>> Begin

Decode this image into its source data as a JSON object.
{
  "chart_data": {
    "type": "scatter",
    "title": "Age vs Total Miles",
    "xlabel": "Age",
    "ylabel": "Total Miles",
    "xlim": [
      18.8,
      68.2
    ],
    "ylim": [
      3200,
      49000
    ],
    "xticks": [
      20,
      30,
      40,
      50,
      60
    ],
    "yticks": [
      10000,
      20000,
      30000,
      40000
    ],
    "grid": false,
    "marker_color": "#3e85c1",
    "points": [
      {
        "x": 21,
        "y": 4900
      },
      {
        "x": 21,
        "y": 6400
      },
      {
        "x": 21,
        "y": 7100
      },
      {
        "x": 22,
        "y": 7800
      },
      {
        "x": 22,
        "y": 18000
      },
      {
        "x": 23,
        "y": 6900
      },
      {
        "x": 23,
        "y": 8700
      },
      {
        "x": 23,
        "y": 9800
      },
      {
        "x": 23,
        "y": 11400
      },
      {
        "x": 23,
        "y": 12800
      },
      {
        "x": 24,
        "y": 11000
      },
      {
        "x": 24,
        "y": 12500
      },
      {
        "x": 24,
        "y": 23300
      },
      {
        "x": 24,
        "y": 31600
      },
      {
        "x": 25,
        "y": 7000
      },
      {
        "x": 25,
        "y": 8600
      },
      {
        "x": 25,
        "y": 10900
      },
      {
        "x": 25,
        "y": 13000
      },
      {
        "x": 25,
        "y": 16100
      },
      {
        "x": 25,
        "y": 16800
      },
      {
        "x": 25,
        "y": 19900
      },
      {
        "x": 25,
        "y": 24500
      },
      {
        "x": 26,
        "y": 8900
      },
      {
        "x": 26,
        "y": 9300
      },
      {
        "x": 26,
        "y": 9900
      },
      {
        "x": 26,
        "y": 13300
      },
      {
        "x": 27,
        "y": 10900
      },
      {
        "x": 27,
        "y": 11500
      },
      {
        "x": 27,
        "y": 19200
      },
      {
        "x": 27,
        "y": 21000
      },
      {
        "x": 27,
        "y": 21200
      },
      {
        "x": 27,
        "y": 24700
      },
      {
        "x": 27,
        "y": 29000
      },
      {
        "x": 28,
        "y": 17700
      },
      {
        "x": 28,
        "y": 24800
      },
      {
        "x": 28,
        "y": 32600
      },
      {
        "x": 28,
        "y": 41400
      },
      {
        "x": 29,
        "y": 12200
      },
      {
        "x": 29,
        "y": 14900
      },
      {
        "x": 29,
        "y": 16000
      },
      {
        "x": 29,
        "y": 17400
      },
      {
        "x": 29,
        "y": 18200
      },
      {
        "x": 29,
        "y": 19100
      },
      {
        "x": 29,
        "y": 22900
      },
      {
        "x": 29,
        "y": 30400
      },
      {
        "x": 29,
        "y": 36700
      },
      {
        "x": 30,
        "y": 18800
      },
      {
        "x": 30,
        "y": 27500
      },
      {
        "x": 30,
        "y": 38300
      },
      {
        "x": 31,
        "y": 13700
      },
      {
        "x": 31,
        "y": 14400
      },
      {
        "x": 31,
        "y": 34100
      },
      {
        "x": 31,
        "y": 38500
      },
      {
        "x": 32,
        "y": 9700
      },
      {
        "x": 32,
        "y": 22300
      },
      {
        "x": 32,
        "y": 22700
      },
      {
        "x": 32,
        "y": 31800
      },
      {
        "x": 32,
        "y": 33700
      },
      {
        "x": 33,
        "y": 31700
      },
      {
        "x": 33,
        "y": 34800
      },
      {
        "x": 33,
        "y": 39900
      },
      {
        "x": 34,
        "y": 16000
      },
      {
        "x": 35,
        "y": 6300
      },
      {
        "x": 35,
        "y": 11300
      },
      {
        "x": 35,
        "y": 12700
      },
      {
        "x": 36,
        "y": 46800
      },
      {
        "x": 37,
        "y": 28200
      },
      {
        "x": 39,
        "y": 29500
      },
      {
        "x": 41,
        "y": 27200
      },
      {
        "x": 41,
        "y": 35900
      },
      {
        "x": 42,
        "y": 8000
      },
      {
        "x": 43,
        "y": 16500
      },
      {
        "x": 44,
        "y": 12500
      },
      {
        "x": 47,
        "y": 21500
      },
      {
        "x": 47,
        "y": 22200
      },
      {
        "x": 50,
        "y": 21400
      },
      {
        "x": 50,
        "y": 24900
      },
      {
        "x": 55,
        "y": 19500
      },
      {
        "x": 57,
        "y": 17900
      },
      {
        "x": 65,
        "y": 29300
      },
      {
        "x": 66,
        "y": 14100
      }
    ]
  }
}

>> End
>> Begin

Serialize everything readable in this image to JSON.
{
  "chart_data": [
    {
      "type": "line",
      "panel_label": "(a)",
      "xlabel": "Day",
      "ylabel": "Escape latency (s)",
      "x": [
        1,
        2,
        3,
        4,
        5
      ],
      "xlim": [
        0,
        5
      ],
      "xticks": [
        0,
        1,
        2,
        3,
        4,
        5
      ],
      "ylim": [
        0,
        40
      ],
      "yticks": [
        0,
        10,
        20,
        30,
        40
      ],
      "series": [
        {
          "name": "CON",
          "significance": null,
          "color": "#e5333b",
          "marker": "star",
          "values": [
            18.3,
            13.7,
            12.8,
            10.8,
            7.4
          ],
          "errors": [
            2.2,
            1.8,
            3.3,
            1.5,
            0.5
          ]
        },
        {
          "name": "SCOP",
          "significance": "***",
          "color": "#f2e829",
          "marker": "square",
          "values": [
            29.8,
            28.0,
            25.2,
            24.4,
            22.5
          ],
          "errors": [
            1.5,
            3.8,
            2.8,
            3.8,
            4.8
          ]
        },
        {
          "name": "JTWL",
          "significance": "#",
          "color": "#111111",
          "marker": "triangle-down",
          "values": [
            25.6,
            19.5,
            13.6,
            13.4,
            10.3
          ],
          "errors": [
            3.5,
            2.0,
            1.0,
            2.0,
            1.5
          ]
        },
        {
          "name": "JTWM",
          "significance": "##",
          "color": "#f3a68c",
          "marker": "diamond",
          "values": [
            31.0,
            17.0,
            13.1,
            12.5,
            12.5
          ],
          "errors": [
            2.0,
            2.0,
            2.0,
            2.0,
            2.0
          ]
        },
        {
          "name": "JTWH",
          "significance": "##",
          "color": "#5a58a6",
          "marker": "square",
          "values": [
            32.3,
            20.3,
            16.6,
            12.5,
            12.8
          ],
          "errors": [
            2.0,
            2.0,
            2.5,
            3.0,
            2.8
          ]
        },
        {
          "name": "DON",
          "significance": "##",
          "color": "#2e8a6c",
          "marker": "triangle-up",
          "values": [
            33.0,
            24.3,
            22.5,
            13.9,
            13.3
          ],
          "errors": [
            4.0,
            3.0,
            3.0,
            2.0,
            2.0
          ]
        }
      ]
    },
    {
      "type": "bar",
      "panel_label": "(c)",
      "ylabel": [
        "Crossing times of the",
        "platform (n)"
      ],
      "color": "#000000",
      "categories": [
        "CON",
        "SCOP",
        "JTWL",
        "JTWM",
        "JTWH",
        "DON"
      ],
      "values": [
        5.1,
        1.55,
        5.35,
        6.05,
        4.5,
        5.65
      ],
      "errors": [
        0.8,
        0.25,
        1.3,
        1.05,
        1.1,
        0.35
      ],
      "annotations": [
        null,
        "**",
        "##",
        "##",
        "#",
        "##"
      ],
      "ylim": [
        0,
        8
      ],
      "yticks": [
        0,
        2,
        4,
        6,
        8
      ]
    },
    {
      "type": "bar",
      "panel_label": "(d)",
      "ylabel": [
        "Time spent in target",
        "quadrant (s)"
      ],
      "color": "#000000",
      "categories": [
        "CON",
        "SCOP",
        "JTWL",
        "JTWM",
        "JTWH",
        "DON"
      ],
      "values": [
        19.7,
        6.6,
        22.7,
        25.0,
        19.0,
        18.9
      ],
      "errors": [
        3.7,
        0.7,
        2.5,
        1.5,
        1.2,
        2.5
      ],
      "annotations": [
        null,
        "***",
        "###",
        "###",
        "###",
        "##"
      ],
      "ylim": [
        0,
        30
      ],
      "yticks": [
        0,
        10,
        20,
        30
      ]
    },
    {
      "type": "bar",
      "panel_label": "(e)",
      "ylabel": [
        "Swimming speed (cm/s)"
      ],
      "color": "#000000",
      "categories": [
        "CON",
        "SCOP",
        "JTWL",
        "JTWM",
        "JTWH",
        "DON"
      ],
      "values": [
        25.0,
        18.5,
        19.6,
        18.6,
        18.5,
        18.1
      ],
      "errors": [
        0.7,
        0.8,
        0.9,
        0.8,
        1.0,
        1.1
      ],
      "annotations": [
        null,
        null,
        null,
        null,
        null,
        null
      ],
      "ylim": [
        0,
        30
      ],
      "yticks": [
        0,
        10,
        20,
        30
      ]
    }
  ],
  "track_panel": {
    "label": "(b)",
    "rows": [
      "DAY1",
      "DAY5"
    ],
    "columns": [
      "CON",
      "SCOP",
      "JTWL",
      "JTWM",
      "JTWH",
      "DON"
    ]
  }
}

>> End

THE EXERCISE: How many lines of the listing include the string "triangle"? Answer with the number alone.

ANSWER TO THIS TASK: 2